Aim of the exercise - Identify all lines of the data containing the string "Anne" and copy them.

[START OF Task material]

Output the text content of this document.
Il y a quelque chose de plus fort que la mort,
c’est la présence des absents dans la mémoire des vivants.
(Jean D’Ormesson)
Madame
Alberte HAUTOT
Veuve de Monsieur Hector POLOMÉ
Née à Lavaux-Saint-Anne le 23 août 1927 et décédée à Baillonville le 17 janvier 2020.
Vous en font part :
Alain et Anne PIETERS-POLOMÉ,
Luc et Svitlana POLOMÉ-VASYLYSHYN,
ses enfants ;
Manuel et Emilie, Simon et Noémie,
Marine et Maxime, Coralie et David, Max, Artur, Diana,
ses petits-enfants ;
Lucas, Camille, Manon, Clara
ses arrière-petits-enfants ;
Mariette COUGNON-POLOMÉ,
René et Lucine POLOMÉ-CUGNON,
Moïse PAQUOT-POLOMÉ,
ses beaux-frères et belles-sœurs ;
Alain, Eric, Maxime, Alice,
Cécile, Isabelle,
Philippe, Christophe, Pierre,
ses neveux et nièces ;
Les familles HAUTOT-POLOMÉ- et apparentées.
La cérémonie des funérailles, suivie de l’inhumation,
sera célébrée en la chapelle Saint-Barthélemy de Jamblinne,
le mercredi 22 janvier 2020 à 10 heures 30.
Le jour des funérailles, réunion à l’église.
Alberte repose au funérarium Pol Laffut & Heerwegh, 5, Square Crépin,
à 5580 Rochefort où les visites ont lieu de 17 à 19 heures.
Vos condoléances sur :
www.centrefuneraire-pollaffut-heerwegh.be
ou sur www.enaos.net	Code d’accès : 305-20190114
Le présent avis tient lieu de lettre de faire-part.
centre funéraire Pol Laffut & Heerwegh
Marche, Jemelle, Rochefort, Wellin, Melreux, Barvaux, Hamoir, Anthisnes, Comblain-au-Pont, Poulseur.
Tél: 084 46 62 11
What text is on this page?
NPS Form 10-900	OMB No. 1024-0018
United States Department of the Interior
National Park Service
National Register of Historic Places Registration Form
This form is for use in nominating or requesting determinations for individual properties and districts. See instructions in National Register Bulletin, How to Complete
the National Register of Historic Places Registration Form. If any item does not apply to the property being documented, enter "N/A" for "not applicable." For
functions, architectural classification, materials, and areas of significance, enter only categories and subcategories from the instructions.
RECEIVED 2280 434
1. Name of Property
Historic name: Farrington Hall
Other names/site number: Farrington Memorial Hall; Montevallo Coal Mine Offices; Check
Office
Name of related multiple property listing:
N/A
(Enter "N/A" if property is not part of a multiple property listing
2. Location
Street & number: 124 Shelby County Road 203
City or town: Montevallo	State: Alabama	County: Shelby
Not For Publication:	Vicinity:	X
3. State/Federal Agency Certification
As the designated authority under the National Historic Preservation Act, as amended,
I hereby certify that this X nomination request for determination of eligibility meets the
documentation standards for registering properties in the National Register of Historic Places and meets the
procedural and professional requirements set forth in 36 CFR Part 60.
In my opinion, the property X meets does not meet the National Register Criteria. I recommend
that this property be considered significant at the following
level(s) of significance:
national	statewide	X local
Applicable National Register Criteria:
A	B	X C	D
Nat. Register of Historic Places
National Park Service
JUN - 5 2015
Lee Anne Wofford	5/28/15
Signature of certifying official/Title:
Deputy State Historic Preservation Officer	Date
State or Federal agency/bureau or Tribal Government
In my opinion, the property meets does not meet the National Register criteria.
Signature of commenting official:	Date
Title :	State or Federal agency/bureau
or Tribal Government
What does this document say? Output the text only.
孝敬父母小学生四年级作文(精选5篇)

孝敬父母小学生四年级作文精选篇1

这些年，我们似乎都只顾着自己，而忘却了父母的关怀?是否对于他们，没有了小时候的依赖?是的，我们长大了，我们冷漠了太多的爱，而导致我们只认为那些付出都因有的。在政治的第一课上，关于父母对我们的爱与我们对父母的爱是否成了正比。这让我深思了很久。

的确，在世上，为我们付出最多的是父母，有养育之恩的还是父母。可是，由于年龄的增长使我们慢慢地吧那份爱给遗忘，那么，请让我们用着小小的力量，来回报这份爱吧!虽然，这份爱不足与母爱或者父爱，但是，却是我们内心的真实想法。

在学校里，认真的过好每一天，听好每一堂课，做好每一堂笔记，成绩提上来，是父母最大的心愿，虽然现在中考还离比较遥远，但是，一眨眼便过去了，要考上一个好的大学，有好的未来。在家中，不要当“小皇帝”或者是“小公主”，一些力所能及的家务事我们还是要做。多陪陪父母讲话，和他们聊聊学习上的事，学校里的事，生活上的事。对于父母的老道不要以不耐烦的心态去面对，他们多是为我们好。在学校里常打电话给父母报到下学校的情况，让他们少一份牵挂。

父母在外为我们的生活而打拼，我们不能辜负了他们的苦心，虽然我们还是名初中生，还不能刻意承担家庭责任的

[END OF Task material]

Correct output -
Née à Lavaux-Saint-Anne le 23 août 1927 et décédée à Baillonville le 17 janvier 2020.
Alain et Anne PIETERS-POLOMÉ,
Lee Anne Wofford	5/28/15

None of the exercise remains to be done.